# PROBLEM DETAILS
Return each line of the data below verbatim; pictures are to be left out.
********
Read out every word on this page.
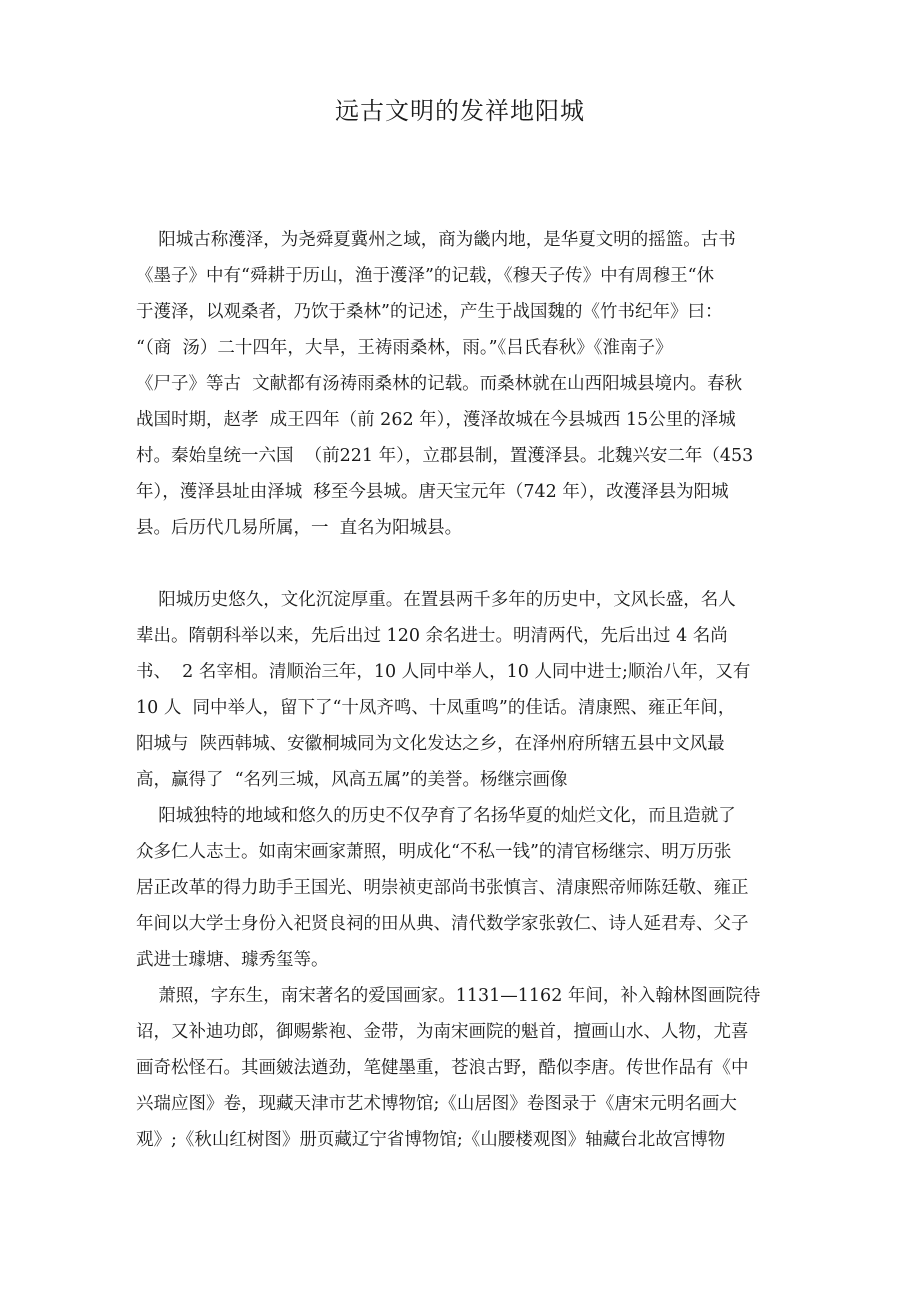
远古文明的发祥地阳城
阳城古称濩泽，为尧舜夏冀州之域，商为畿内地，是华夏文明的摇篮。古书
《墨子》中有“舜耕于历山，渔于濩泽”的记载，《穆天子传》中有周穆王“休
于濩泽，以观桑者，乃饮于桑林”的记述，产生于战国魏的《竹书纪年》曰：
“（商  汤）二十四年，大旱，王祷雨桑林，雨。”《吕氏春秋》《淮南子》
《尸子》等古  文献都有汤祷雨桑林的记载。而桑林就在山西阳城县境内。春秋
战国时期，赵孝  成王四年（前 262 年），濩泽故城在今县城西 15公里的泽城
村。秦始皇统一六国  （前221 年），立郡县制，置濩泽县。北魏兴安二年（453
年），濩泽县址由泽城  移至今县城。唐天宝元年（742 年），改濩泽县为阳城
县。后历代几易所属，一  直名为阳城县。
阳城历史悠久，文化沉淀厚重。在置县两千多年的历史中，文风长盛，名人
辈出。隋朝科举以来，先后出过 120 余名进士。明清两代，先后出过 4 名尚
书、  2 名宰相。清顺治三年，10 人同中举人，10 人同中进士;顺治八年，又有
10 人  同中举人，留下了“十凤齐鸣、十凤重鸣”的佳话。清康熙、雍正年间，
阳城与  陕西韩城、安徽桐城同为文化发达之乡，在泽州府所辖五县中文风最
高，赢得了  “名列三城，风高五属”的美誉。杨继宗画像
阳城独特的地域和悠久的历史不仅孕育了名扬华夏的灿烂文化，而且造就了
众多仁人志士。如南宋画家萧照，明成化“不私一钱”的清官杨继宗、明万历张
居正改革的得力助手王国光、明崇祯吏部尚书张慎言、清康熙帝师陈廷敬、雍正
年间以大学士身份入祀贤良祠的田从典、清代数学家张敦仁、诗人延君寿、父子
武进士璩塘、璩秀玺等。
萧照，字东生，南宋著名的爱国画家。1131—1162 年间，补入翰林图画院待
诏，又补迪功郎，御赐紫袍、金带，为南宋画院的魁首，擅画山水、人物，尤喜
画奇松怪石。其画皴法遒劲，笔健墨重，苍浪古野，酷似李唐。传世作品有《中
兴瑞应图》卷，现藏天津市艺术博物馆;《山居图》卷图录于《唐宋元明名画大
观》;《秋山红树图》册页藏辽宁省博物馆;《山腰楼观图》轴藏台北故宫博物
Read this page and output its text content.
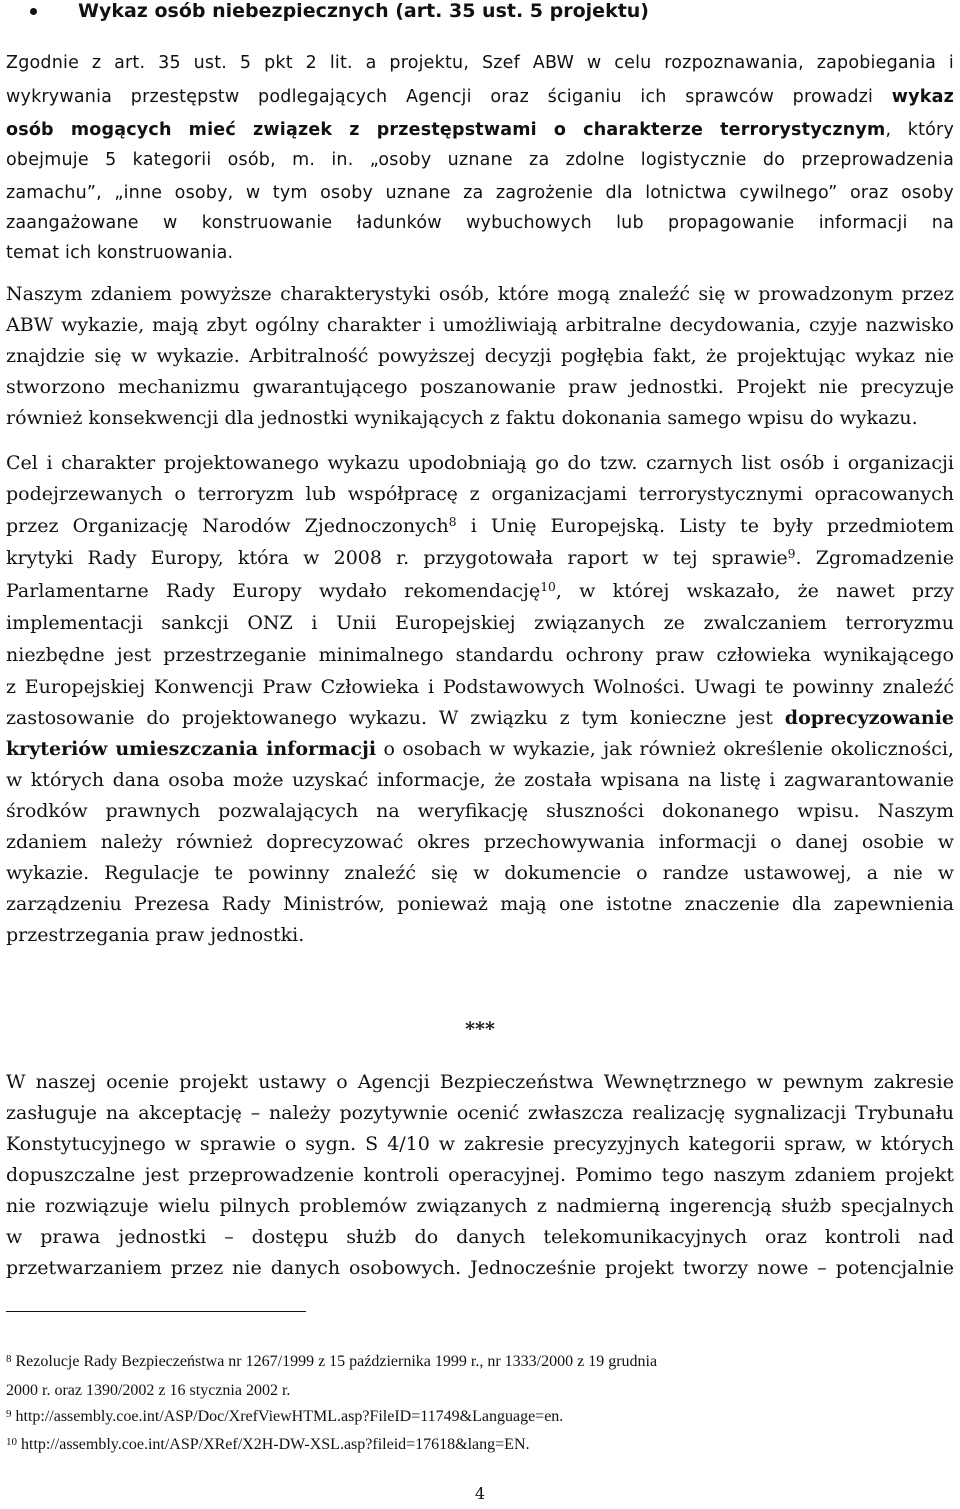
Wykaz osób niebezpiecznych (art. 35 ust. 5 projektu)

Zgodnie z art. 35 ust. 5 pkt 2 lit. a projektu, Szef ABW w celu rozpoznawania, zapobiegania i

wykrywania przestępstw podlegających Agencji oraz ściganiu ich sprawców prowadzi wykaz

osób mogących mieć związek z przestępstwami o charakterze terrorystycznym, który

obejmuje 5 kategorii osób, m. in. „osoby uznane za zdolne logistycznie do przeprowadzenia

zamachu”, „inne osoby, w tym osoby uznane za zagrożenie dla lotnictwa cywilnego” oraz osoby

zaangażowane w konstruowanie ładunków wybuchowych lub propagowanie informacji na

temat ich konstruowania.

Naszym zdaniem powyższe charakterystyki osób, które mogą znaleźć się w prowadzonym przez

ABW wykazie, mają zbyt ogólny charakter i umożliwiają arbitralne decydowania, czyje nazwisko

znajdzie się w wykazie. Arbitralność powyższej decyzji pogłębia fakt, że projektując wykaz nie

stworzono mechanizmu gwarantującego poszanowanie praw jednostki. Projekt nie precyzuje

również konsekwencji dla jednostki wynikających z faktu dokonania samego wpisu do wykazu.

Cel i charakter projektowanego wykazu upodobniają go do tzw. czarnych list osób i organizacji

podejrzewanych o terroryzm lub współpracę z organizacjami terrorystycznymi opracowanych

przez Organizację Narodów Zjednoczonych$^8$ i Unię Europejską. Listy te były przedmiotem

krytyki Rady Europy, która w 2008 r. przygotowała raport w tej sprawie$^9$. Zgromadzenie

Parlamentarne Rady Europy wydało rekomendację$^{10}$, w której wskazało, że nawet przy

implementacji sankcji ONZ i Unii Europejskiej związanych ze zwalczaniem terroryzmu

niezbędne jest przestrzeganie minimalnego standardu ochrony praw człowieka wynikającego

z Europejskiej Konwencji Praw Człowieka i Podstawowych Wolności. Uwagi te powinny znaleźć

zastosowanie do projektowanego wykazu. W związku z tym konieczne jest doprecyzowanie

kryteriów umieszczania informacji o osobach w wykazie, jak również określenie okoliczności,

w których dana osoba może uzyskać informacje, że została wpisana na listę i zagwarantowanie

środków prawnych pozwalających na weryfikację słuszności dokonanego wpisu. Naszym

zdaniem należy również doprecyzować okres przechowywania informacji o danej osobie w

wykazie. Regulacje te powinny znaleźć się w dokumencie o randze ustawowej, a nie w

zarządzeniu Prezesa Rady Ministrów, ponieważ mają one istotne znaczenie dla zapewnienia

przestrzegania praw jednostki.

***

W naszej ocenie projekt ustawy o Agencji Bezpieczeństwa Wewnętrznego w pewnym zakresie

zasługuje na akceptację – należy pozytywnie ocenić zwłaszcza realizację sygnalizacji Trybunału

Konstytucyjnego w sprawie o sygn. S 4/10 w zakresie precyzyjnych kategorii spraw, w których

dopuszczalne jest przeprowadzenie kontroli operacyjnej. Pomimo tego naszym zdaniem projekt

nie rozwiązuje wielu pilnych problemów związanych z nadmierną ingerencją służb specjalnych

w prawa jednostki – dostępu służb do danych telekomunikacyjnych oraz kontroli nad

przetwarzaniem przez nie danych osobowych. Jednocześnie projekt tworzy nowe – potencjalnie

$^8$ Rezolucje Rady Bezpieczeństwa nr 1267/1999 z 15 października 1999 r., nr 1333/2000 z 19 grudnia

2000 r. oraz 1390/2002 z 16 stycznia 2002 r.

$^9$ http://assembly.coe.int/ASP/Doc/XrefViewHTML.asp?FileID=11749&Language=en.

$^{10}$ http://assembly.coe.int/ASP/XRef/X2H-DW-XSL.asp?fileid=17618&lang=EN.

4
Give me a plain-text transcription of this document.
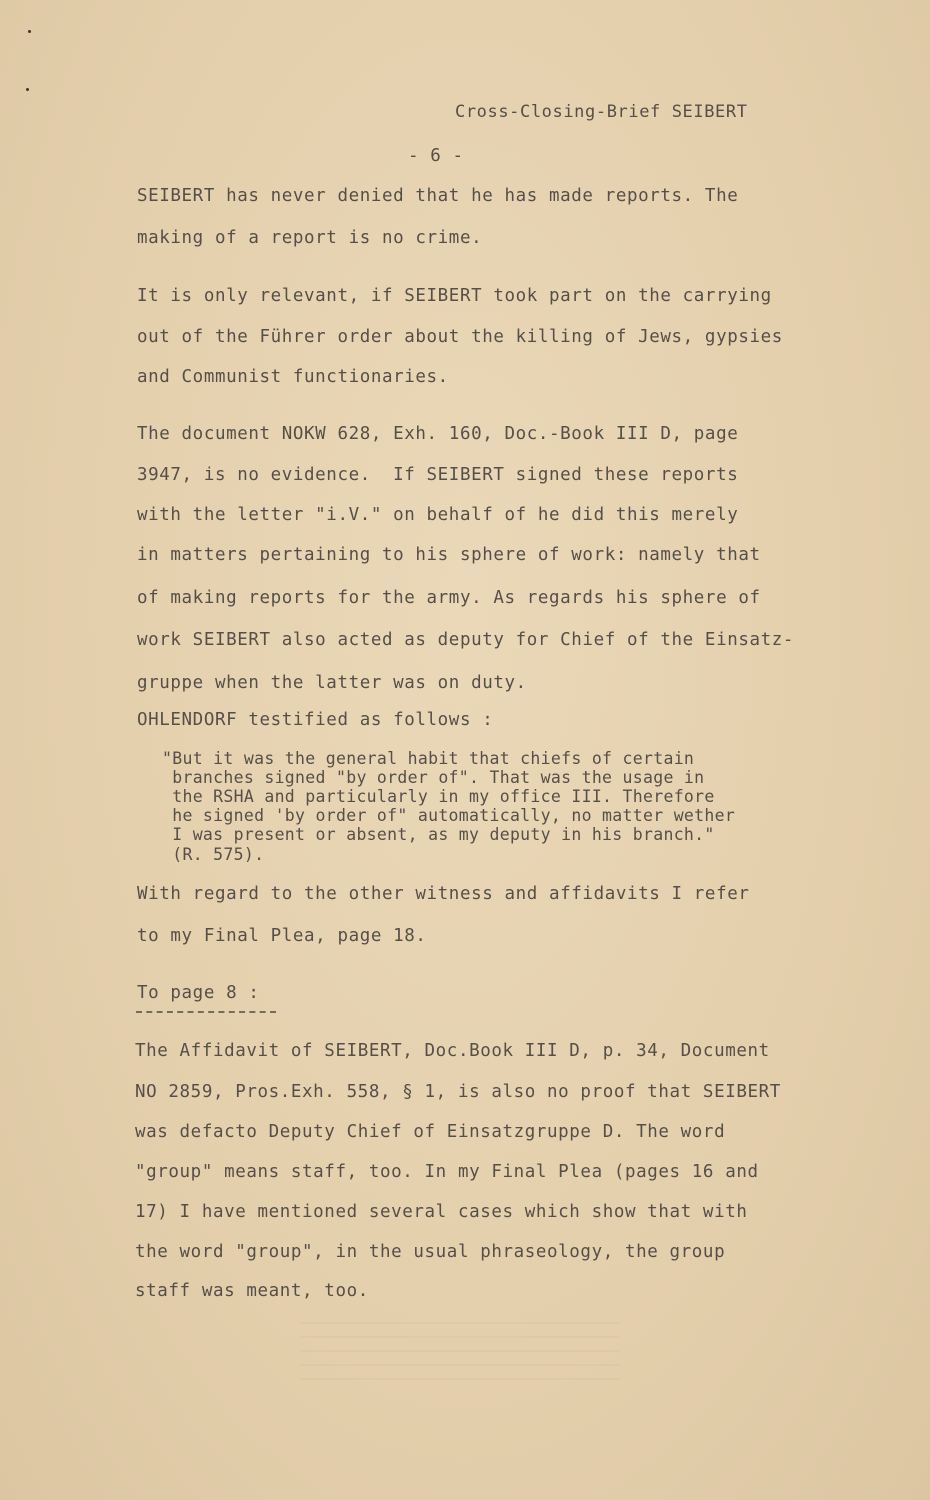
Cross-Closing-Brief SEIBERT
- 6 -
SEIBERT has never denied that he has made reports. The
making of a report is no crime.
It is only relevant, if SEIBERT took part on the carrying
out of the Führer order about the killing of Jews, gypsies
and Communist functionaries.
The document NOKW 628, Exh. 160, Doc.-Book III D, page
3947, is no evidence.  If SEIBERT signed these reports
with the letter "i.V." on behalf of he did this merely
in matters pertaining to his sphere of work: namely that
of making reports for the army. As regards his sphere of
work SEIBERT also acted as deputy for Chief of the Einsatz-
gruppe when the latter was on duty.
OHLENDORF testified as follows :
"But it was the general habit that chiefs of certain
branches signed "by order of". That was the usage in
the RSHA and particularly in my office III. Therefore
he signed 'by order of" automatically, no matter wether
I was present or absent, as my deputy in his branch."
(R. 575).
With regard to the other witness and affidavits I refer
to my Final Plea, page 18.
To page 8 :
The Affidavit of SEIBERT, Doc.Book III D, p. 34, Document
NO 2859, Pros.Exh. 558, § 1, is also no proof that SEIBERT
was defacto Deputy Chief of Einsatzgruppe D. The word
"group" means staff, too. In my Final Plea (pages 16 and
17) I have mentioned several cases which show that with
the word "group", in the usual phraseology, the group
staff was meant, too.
********
# OUTPUT OF THE EXERCISE
Read out every word on this page.
远古文明的发祥地阳城
阳城古称濩泽，为尧舜夏冀州之域，商为畿内地，是华夏文明的摇篮。古书
《墨子》中有“舜耕于历山，渔于濩泽”的记载，《穆天子传》中有周穆王“休
于濩泽，以观桑者，乃饮于桑林”的记述，产生于战国魏的《竹书纪年》曰：
“（商  汤）二十四年，大旱，王祷雨桑林，雨。”《吕氏春秋》《淮南子》
《尸子》等古  文献都有汤祷雨桑林的记载。而桑林就在山西阳城县境内。春秋
战国时期，赵孝  成王四年（前 262 年），濩泽故城在今县城西 15公里的泽城
村。秦始皇统一六国  （前221 年），立郡县制，置濩泽县。北魏兴安二年（453
年），濩泽县址由泽城  移至今县城。唐天宝元年（742 年），改濩泽县为阳城
县。后历代几易所属，一  直名为阳城县。
阳城历史悠久，文化沉淀厚重。在置县两千多年的历史中，文风长盛，名人
辈出。隋朝科举以来，先后出过 120 余名进士。明清两代，先后出过 4 名尚
书、  2 名宰相。清顺治三年，10 人同中举人，10 人同中进士;顺治八年，又有
10 人  同中举人，留下了“十凤齐鸣、十凤重鸣”的佳话。清康熙、雍正年间，
阳城与  陕西韩城、安徽桐城同为文化发达之乡，在泽州府所辖五县中文风最
高，赢得了  “名列三城，风高五属”的美誉。杨继宗画像
阳城独特的地域和悠久的历史不仅孕育了名扬华夏的灿烂文化，而且造就了
众多仁人志士。如南宋画家萧照，明成化“不私一钱”的清官杨继宗、明万历张
居正改革的得力助手王国光、明崇祯吏部尚书张慎言、清康熙帝师陈廷敬、雍正
年间以大学士身份入祀贤良祠的田从典、清代数学家张敦仁、诗人延君寿、父子
武进士璩塘、璩秀玺等。
萧照，字东生，南宋著名的爱国画家。1131—1162 年间，补入翰林图画院待
诏，又补迪功郎，御赐紫袍、金带，为南宋画院的魁首，擅画山水、人物，尤喜
画奇松怪石。其画皴法遒劲，笔健墨重，苍浪古野，酷似李唐。传世作品有《中
兴瑞应图》卷，现藏天津市艺术博物馆;《山居图》卷图录于《唐宋元明名画大
观》;《秋山红树图》册页藏辽宁省博物馆;《山腰楼观图》轴藏台北故宫博物
Read this page and output its text content.
Wykaz osób niebezpiecznych (art. 35 ust. 5 projektu)

Zgodnie z art. 35 ust. 5 pkt 2 lit. a projektu, Szef ABW w celu rozpoznawania, zapobiegania i

wykrywania przestępstw podlegających Agencji oraz ściganiu ich sprawców prowadzi wykaz

osób mogących mieć związek z przestępstwami o charakterze terrorystycznym, który

obejmuje 5 kategorii osób, m. in. „osoby uznane za zdolne logistycznie do przeprowadzenia

zamachu”, „inne osoby, w tym osoby uznane za zagrożenie dla lotnictwa cywilnego” oraz osoby

zaangażowane w konstruowanie ładunków wybuchowych lub propagowanie informacji na

temat ich konstruowania.

Naszym zdaniem powyższe charakterystyki osób, które mogą znaleźć się w prowadzonym przez

ABW wykazie, mają zbyt ogólny charakter i umożliwiają arbitralne decydowania, czyje nazwisko

znajdzie się w wykazie. Arbitralność powyższej decyzji pogłębia fakt, że projektując wykaz nie

stworzono mechanizmu gwarantującego poszanowanie praw jednostki. Projekt nie precyzuje

również konsekwencji dla jednostki wynikających z faktu dokonania samego wpisu do wykazu.

Cel i charakter projektowanego wykazu upodobniają go do tzw. czarnych list osób i organizacji

podejrzewanych o terroryzm lub współpracę z organizacjami terrorystycznymi opracowanych

przez Organizację Narodów Zjednoczonych$^8$ i Unię Europejską. Listy te były przedmiotem

krytyki Rady Europy, która w 2008 r. przygotowała raport w tej sprawie$^9$. Zgromadzenie

Parlamentarne Rady Europy wydało rekomendację$^{10}$, w której wskazało, że nawet przy

implementacji sankcji ONZ i Unii Europejskiej związanych ze zwalczaniem terroryzmu

niezbędne jest przestrzeganie minimalnego standardu ochrony praw człowieka wynikającego

z Europejskiej Konwencji Praw Człowieka i Podstawowych Wolności. Uwagi te powinny znaleźć

zastosowanie do projektowanego wykazu. W związku z tym konieczne jest doprecyzowanie

kryteriów umieszczania informacji o osobach w wykazie, jak również określenie okoliczności,

w których dana osoba może uzyskać informacje, że została wpisana na listę i zagwarantowanie

środków prawnych pozwalających na weryfikację słuszności dokonanego wpisu. Naszym

zdaniem należy również doprecyzować okres przechowywania informacji o danej osobie w

wykazie. Regulacje te powinny znaleźć się w dokumencie o randze ustawowej, a nie w

zarządzeniu Prezesa Rady Ministrów, ponieważ mają one istotne znaczenie dla zapewnienia

przestrzegania praw jednostki.

***

W naszej ocenie projekt ustawy o Agencji Bezpieczeństwa Wewnętrznego w pewnym zakresie

zasługuje na akceptację – należy pozytywnie ocenić zwłaszcza realizację sygnalizacji Trybunału

Konstytucyjnego w sprawie o sygn. S 4/10 w zakresie precyzyjnych kategorii spraw, w których

dopuszczalne jest przeprowadzenie kontroli operacyjnej. Pomimo tego naszym zdaniem projekt

nie rozwiązuje wielu pilnych problemów związanych z nadmierną ingerencją służb specjalnych

w prawa jednostki – dostępu służb do danych telekomunikacyjnych oraz kontroli nad

przetwarzaniem przez nie danych osobowych. Jednocześnie projekt tworzy nowe – potencjalnie

$^8$ Rezolucje Rady Bezpieczeństwa nr 1267/1999 z 15 października 1999 r., nr 1333/2000 z 19 grudnia

2000 r. oraz 1390/2002 z 16 stycznia 2002 r.

$^9$ http://assembly.coe.int/ASP/Doc/XrefViewHTML.asp?FileID=11749&Language=en.

$^{10}$ http://assembly.coe.int/ASP/XRef/X2H-DW-XSL.asp?fileid=17618&lang=EN.

4
Give me a plain-text transcription of this document.
Cross-Closing-Brief SEIBERT
- 6 -
SEIBERT has never denied that he has made reports. The
making of a report is no crime.
It is only relevant, if SEIBERT took part on the carrying
out of the Führer order about the killing of Jews, gypsies
and Communist functionaries.
The document NOKW 628, Exh. 160, Doc.-Book III D, page
3947, is no evidence.  If SEIBERT signed these reports
with the letter "i.V." on behalf of he did this merely
in matters pertaining to his sphere of work: namely that
of making reports for the army. As regards his sphere of
work SEIBERT also acted as deputy for Chief of the Einsatz-
gruppe when the latter was on duty.
OHLENDORF testified as follows :
"But it was the general habit that chiefs of certain
branches signed "by order of". That was the usage in
the RSHA and particularly in my office III. Therefore
he signed 'by order of" automatically, no matter wether
I was present or absent, as my deputy in his branch."
(R. 575).
With regard to the other witness and affidavits I refer
to my Final Plea, page 18.
To page 8 :
The Affidavit of SEIBERT, Doc.Book III D, p. 34, Document
NO 2859, Pros.Exh. 558, § 1, is also no proof that SEIBERT
was defacto Deputy Chief of Einsatzgruppe D. The word
"group" means staff, too. In my Final Plea (pages 16 and
17) I have mentioned several cases which show that with
the word "group", in the usual phraseology, the group
staff was meant, too.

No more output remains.